──────── Records for the exercise ────────
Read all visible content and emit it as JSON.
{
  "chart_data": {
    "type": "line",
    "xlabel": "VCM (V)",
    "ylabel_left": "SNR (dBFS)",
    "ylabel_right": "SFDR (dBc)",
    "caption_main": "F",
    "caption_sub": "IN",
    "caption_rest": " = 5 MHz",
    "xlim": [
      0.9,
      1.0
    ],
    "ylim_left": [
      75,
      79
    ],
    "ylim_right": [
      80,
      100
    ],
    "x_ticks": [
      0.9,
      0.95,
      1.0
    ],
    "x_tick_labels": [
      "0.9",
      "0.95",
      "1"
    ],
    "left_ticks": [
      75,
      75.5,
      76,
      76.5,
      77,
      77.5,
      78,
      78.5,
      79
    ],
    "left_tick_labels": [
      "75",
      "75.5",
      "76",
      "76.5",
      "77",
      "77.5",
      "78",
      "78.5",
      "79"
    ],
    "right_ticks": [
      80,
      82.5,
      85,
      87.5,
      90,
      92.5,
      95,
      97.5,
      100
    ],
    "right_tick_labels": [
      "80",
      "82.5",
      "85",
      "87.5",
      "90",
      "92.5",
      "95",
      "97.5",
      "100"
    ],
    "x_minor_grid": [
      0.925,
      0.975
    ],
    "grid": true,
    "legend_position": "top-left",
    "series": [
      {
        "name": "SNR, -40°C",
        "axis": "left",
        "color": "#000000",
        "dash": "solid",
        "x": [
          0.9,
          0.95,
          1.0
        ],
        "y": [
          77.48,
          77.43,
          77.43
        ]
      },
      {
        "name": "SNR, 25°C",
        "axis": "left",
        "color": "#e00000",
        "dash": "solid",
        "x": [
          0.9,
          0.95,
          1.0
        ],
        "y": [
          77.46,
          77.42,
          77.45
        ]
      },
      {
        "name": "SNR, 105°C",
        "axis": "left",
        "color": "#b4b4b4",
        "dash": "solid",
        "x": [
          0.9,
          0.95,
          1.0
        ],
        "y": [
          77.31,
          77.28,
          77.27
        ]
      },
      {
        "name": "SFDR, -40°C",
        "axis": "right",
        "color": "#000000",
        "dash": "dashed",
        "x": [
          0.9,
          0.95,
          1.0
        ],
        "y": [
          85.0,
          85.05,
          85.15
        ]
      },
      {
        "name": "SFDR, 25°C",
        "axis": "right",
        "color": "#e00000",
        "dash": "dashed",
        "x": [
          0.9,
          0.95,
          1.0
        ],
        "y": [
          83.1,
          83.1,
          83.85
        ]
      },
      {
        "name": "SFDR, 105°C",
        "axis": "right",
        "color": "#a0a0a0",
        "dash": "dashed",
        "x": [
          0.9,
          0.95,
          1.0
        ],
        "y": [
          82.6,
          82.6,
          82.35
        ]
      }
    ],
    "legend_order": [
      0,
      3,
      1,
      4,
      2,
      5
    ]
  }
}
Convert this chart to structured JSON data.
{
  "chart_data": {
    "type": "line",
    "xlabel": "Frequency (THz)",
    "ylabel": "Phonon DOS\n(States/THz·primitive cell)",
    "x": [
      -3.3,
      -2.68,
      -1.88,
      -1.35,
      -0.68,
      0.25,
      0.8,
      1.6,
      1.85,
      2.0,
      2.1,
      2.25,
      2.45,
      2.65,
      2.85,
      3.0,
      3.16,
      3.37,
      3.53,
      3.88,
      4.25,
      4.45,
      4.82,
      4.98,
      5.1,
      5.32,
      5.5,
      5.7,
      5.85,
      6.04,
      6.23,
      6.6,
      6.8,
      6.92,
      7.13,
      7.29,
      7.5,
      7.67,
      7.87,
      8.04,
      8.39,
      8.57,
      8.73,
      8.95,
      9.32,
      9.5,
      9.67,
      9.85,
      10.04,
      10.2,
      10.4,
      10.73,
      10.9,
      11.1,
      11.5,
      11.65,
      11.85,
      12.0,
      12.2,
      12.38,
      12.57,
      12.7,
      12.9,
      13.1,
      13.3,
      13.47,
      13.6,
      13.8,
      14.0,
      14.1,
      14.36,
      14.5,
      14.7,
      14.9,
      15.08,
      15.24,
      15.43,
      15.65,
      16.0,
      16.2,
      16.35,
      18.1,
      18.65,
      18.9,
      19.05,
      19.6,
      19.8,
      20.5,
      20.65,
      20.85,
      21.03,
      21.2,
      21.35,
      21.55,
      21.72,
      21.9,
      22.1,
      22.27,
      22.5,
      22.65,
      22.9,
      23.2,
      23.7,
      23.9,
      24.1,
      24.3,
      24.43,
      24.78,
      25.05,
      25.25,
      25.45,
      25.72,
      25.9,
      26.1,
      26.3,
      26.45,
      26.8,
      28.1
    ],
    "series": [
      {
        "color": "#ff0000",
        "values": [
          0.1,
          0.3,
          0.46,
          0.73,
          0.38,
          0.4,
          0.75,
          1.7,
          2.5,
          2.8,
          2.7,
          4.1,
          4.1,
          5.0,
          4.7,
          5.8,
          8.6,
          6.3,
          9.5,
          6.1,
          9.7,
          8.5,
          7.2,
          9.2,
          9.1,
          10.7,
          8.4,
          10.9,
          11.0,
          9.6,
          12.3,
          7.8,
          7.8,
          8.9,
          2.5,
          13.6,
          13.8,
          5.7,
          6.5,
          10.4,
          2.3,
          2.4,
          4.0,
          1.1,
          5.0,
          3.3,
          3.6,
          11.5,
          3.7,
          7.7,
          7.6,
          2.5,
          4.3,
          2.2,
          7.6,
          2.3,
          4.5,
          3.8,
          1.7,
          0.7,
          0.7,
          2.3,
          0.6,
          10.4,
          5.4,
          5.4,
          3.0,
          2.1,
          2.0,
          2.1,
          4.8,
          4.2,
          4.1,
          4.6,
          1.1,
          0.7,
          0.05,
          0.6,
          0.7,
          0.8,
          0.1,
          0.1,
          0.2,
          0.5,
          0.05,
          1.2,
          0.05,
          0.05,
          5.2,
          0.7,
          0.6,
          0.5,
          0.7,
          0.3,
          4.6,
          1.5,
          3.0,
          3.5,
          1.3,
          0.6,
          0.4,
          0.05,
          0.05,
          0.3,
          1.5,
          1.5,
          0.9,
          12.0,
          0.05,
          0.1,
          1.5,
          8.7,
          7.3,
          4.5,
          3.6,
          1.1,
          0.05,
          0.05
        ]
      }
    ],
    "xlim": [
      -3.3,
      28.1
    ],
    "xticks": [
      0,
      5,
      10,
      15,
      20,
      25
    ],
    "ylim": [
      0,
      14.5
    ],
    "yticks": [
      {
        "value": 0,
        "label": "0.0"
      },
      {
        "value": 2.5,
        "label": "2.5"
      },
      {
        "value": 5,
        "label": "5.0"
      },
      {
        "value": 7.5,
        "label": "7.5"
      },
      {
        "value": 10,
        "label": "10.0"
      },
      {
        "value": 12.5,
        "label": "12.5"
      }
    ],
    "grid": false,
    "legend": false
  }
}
────────
What is needed —
Find the lines that include the string "JSON", then copy each of them.

Task response —
Read all visible content and emit it as JSON.
Convert this chart to structured JSON data.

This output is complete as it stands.